SHORT PROBLEM: Find all lines in the listing that include the word "verò", then copy them.

>> begin

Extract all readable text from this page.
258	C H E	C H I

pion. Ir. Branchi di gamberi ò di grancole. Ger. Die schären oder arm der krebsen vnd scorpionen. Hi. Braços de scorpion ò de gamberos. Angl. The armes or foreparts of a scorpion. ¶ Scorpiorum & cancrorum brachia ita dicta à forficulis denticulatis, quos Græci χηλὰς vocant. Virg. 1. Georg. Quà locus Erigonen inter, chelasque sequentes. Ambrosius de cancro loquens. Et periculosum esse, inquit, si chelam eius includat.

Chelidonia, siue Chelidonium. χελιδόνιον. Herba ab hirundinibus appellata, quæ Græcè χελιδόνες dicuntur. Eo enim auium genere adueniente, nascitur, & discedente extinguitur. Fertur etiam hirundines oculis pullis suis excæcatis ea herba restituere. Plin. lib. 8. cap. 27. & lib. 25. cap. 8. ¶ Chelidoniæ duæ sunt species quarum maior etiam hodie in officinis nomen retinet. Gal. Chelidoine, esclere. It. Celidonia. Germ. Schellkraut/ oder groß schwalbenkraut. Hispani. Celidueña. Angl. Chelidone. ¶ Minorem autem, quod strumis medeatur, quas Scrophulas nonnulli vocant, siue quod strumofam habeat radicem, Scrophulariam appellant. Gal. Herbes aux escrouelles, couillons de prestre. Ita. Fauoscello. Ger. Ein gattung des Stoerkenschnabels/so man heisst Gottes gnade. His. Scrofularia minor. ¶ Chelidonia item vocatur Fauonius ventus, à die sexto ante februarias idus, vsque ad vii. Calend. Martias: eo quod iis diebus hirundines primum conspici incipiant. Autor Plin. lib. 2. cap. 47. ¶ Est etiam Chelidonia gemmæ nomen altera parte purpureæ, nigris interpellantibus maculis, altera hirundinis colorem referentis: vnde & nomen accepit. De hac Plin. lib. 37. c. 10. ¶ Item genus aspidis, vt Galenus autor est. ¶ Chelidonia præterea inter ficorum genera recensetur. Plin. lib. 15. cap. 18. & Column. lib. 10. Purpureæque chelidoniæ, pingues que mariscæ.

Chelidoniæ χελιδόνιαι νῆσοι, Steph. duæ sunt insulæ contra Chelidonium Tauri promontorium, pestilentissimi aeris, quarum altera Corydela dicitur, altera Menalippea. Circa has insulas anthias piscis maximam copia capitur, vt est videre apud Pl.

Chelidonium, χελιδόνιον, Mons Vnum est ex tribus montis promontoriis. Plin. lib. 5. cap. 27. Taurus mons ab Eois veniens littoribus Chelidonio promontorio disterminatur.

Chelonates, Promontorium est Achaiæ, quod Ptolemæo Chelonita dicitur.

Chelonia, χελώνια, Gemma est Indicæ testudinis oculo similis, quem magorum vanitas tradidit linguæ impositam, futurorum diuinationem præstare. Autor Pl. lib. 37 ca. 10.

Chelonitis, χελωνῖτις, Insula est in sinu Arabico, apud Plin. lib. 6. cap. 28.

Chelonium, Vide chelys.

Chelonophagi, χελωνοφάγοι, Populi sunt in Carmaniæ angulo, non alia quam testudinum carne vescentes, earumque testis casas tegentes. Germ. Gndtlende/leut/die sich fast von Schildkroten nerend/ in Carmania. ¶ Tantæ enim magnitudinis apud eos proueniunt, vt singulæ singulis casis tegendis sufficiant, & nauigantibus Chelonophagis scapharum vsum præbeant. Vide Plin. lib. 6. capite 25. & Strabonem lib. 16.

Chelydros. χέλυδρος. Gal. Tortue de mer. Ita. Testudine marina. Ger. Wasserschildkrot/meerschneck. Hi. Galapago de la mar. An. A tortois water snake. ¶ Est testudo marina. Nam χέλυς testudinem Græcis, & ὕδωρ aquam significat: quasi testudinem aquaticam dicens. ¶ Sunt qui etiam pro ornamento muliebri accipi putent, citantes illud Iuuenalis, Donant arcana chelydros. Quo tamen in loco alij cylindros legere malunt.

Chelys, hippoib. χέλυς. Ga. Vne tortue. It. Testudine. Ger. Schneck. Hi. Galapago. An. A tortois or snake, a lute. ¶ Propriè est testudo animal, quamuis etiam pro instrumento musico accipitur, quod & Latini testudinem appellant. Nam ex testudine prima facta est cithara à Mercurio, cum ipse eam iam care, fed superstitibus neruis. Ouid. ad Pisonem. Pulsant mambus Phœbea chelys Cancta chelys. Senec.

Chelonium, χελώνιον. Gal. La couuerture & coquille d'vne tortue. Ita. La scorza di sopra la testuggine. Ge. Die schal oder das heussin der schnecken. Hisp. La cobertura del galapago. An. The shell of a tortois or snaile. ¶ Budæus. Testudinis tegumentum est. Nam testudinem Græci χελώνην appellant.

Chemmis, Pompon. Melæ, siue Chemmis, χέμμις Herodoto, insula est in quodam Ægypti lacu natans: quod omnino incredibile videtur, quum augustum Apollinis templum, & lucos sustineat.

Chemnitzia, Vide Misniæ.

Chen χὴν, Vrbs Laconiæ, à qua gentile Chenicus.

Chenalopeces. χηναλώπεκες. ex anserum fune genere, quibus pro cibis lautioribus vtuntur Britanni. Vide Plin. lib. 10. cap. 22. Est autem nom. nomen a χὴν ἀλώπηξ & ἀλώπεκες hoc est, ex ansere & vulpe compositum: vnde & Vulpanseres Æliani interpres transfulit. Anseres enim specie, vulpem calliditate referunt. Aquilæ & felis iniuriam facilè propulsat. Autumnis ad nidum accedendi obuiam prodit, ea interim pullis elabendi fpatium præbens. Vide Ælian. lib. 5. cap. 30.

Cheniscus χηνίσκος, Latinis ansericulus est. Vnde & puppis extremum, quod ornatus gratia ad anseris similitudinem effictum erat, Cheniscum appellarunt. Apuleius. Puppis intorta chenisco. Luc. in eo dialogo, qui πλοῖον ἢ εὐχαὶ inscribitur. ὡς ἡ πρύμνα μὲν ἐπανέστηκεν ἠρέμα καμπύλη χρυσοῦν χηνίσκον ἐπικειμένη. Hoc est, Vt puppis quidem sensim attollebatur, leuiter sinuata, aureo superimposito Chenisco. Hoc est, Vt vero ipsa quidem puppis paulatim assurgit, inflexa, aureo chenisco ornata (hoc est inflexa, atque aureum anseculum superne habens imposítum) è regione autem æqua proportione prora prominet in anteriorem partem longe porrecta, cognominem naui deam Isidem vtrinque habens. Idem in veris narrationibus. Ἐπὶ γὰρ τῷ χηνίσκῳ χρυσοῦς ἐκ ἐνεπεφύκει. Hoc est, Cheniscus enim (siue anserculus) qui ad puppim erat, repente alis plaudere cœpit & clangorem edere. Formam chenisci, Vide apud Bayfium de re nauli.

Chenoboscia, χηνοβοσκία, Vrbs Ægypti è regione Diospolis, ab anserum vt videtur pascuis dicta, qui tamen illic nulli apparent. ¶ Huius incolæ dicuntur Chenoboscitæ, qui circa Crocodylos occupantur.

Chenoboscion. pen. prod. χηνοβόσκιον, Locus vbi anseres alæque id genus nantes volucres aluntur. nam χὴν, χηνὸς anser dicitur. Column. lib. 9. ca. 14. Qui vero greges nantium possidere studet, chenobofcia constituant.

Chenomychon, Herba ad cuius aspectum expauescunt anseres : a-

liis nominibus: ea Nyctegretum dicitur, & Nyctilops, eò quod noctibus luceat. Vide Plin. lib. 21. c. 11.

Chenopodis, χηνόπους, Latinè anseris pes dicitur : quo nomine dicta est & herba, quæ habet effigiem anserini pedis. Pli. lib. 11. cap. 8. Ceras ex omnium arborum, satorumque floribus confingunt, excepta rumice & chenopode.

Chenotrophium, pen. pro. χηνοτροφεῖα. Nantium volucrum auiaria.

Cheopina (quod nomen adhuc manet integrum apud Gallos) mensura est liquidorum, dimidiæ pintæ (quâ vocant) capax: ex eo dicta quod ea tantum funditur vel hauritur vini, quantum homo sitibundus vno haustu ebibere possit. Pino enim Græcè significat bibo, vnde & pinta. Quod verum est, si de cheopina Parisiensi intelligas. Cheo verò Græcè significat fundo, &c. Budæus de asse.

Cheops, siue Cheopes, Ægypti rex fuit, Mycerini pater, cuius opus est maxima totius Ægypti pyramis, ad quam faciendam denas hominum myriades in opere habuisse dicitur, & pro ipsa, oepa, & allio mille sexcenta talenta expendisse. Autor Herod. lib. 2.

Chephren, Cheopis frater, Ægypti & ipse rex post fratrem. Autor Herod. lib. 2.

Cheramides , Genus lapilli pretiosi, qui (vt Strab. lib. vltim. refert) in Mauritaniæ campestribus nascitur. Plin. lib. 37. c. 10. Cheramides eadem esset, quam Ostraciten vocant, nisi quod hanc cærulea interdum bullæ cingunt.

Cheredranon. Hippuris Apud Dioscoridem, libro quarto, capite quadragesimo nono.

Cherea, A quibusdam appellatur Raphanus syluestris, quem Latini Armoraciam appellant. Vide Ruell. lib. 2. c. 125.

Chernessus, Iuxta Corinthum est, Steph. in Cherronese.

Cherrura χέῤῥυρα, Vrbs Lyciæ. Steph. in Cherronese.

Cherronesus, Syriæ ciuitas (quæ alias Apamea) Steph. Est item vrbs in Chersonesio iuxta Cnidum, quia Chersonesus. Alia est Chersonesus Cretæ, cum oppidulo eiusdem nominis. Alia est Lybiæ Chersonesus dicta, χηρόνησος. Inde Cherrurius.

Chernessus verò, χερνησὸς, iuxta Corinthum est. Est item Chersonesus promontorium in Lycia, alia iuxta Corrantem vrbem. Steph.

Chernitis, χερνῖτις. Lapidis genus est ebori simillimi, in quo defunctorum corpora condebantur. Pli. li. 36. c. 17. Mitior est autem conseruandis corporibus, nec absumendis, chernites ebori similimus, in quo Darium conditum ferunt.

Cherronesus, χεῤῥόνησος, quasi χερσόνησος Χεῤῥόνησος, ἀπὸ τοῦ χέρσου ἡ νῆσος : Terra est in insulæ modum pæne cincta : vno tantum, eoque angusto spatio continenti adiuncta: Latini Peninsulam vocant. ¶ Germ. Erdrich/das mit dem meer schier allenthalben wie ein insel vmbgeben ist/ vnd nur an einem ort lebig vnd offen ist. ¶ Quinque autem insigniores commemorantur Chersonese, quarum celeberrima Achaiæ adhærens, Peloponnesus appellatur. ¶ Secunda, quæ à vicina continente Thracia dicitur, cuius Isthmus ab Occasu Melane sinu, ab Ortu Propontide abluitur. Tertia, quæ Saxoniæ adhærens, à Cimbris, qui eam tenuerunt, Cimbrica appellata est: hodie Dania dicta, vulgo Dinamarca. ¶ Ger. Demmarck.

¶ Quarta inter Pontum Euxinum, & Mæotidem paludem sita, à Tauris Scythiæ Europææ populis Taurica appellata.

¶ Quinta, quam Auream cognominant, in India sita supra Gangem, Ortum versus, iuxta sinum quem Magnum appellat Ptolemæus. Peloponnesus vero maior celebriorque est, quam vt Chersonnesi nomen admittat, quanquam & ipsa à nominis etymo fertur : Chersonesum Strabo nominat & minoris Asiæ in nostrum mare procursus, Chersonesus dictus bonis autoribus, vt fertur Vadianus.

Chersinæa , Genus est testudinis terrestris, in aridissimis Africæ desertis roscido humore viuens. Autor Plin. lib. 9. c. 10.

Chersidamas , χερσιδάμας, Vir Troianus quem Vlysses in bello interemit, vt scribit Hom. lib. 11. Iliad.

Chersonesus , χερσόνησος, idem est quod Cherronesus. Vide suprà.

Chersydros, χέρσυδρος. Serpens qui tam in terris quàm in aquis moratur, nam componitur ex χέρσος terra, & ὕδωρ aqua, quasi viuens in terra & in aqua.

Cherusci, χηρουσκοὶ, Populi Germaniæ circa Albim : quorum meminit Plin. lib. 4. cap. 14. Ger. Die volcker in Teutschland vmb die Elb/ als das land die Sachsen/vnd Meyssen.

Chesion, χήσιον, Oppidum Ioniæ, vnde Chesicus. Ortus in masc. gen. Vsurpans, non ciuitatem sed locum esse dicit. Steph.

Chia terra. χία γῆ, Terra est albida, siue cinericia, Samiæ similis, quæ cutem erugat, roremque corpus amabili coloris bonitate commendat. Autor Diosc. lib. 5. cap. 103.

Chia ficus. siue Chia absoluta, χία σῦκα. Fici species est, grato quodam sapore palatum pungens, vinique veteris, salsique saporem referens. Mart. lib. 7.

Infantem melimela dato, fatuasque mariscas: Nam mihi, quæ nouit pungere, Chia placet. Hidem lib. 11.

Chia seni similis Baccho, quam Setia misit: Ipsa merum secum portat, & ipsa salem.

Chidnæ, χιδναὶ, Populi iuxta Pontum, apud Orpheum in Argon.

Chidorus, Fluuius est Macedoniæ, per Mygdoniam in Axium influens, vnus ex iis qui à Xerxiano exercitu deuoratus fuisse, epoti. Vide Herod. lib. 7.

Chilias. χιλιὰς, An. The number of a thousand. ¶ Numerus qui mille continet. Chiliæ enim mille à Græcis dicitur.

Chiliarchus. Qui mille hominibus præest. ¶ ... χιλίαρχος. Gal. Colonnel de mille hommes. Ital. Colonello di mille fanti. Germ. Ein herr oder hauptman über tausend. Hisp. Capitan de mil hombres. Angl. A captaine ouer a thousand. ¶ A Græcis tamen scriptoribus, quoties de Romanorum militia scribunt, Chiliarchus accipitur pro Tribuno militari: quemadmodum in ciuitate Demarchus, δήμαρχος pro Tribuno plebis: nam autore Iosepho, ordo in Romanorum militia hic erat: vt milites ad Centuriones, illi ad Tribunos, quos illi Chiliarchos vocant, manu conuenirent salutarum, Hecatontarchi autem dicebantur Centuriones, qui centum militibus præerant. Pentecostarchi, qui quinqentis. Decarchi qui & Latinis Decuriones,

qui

>> end

EXERCISE RESULT:
Cheopina (quod nomen adhuc manet integrum apud Gallos) mensura est liquidorum, dimidiæ pintæ (quâ vocant) capax: ex eo dicta quod ea tantum funditur vel hauritur vini, quantum homo sitibundus vno haustu ebibere possit. Pino enim Græcè significat bibo, vnde & pinta. Quod verum est, si de cheopina Parisiensi intelligas. Cheo verò Græcè significat fundo, &c. Budæus de asse.
Chernessus verò, χερνησὸς, iuxta Corinthum est. Est item Chersonesus promontorium in Lycia, alia iuxta Corrantem vrbem. Steph.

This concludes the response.